* Start Records for the task *

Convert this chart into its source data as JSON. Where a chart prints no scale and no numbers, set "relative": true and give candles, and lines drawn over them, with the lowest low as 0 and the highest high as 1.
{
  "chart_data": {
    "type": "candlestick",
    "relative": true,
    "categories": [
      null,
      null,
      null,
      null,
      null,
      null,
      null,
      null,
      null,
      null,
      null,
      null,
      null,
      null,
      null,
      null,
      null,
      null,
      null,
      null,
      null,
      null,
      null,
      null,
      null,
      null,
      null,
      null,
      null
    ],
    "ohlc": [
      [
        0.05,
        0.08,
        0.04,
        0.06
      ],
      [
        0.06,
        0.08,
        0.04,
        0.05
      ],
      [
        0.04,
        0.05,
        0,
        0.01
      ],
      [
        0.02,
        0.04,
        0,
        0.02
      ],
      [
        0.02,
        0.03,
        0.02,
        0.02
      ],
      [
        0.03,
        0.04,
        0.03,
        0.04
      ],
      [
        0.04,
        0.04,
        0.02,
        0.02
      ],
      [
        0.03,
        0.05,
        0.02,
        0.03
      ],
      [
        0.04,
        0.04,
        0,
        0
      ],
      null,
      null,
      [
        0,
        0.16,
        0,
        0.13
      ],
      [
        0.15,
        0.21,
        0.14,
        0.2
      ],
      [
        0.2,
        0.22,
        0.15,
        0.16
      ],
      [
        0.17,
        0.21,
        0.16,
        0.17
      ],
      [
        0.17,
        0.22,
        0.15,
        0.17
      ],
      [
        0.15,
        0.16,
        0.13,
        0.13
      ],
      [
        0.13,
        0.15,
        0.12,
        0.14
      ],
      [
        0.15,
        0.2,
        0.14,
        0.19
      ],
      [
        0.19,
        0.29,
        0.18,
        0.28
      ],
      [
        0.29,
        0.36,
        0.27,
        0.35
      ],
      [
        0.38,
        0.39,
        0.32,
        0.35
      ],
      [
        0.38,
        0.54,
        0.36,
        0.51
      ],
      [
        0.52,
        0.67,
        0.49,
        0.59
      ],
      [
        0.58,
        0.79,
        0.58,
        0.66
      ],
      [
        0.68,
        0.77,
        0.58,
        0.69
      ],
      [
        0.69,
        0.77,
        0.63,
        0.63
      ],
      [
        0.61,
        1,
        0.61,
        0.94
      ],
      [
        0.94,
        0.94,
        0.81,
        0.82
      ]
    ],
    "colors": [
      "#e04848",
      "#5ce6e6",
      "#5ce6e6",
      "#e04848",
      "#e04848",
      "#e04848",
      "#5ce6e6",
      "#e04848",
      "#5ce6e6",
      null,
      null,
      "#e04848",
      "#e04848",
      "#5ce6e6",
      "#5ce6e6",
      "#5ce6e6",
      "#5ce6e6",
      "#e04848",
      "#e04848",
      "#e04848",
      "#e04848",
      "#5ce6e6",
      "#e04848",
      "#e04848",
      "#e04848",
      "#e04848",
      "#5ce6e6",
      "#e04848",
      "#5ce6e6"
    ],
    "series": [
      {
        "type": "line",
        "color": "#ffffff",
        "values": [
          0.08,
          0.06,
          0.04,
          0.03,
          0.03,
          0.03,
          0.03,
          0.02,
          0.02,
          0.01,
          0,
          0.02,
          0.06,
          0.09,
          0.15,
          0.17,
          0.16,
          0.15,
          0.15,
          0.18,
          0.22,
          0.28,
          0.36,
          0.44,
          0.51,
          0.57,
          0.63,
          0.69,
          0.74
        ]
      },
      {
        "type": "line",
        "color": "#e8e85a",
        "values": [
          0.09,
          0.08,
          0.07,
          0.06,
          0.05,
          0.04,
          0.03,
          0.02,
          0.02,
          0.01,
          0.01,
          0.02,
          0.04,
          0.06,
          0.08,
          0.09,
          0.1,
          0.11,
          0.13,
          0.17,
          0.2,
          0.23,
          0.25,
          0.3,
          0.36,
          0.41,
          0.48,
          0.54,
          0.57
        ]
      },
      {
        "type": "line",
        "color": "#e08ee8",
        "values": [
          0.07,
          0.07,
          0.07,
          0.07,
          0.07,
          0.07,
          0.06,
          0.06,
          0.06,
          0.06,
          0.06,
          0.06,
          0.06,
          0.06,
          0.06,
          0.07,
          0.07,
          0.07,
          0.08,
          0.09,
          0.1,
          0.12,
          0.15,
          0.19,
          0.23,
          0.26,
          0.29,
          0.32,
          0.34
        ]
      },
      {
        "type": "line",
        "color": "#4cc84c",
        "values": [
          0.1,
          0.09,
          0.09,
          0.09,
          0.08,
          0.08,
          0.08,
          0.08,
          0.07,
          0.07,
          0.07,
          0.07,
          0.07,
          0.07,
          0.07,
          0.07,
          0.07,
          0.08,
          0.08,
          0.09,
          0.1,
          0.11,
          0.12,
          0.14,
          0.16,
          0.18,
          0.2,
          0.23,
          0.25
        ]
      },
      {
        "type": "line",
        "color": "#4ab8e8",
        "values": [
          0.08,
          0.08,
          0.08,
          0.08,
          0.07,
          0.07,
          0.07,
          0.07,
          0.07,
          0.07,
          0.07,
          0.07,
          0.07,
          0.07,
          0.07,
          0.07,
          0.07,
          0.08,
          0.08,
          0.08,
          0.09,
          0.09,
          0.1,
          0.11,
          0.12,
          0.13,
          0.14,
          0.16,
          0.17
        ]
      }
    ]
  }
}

* End Records for the task *

— Task details —
All of the lines above must be returned exactly.

— Reply to the exercise —
Convert this chart into its source data as JSON. Where a chart prints no scale and no numbers, set "relative": true and give candles, and lines drawn over them, with the lowest low as 0 and the highest high as 1.
{
  "chart_data": {
    "type": "candlestick",
    "relative": true,
    "categories": [
      null,
      null,
      null,
      null,
      null,
      null,
      null,
      null,
      null,
      null,
      null,
      null,
      null,
      null,
      null,
      null,
      null,
      null,
      null,
      null,
      null,
      null,
      null,
      null,
      null,
      null,
      null,
      null,
      null
    ],
    "ohlc": [
      [
        0.05,
        0.08,
        0.04,
        0.06
      ],
      [
        0.06,
        0.08,
        0.04,
        0.05
      ],
      [
        0.04,
        0.05,
        0,
        0.01
      ],
      [
        0.02,
        0.04,
        0,
        0.02
      ],
      [
        0.02,
        0.03,
        0.02,
        0.02
      ],
      [
        0.03,
        0.04,
        0.03,
        0.04
      ],
      [
        0.04,
        0.04,
        0.02,
        0.02
      ],
      [
        0.03,
        0.05,
        0.02,
        0.03
      ],
      [
        0.04,
        0.04,
        0,
        0
      ],
      null,
      null,
      [
        0,
        0.16,
        0,
        0.13
      ],
      [
        0.15,
        0.21,
        0.14,
        0.2
      ],
      [
        0.2,
        0.22,
        0.15,
        0.16
      ],
      [
        0.17,
        0.21,
        0.16,
        0.17
      ],
      [
        0.17,
        0.22,
        0.15,
        0.17
      ],
      [
        0.15,
        0.16,
        0.13,
        0.13
      ],
      [
        0.13,
        0.15,
        0.12,
        0.14
      ],
      [
        0.15,
        0.2,
        0.14,
        0.19
      ],
      [
        0.19,
        0.29,
        0.18,
        0.28
      ],
      [
        0.29,
        0.36,
        0.27,
        0.35
      ],
      [
        0.38,
        0.39,
        0.32,
        0.35
      ],
      [
        0.38,
        0.54,
        0.36,
        0.51
      ],
      [
        0.52,
        0.67,
        0.49,
        0.59
      ],
      [
        0.58,
        0.79,
        0.58,
        0.66
      ],
      [
        0.68,
        0.77,
        0.58,
        0.69
      ],
      [
        0.69,
        0.77,
        0.63,
        0.63
      ],
      [
        0.61,
        1,
        0.61,
        0.94
      ],
      [
        0.94,
        0.94,
        0.81,
        0.82
      ]
    ],
    "colors": [
      "#e04848",
      "#5ce6e6",
      "#5ce6e6",
      "#e04848",
      "#e04848",
      "#e04848",
      "#5ce6e6",
      "#e04848",
      "#5ce6e6",
      null,
      null,
      "#e04848",
      "#e04848",
      "#5ce6e6",
      "#5ce6e6",
      "#5ce6e6",
      "#5ce6e6",
      "#e04848",
      "#e04848",
      "#e04848",
      "#e04848",
      "#5ce6e6",
      "#e04848",
      "#e04848",
      "#e04848",
      "#e04848",
      "#5ce6e6",
      "#e04848",
      "#5ce6e6"
    ],
    "series": [
      {
        "type": "line",
        "color": "#ffffff",
        "values": [
          0.08,
          0.06,
          0.04,
          0.03,
          0.03,
          0.03,
          0.03,
          0.02,
          0.02,
          0.01,
          0,
          0.02,
          0.06,
          0.09,
          0.15,
          0.17,
          0.16,
          0.15,
          0.15,
          0.18,
          0.22,
          0.28,
          0.36,
          0.44,
          0.51,
          0.57,
          0.63,
          0.69,
          0.74
        ]
      },
      {
        "type": "line",
        "color": "#e8e85a",
        "values": [
          0.09,
          0.08,
          0.07,
          0.06,
          0.05,
          0.04,
          0.03,
          0.02,
          0.02,
          0.01,
          0.01,
          0.02,
          0.04,
          0.06,
          0.08,
          0.09,
          0.1,
          0.11,
          0.13,
          0.17,
          0.2,
          0.23,
          0.25,
          0.3,
          0.36,
          0.41,
          0.48,
          0.54,
          0.57
        ]
      },
      {
        "type": "line",
        "color": "#e08ee8",
        "values": [
          0.07,
          0.07,
          0.07,
          0.07,
          0.07,
          0.07,
          0.06,
          0.06,
          0.06,
          0.06,
          0.06,
          0.06,
          0.06,
          0.06,
          0.06,
          0.07,
          0.07,
          0.07,
          0.08,
          0.09,
          0.1,
          0.12,
          0.15,
          0.19,
          0.23,
          0.26,
          0.29,
          0.32,
          0.34
        ]
      },
      {
        "type": "line",
        "color": "#4cc84c",
        "values": [
          0.1,
          0.09,
          0.09,
          0.09,
          0.08,
          0.08,
          0.08,
          0.08,
          0.07,
          0.07,
          0.07,
          0.07,
          0.07,
          0.07,
          0.07,
          0.07,
          0.07,
          0.08,
          0.08,
          0.09,
          0.1,
          0.11,
          0.12,
          0.14,
          0.16,
          0.18,
          0.2,
          0.23,
          0.25
        ]
      },
      {
        "type": "line",
        "color": "#4ab8e8",
        "values": [
          0.08,
          0.08,
          0.08,
          0.08,
          0.07,
          0.07,
          0.07,
          0.07,
          0.07,
          0.07,
          0.07,
          0.07,
          0.07,
          0.07,
          0.07,
          0.07,
          0.07,
          0.08,
          0.08,
          0.08,
          0.09,
          0.09,
          0.1,
          0.11,
          0.12,
          0.13,
          0.14,
          0.16,
          0.17
        ]
      }
    ]
  }
}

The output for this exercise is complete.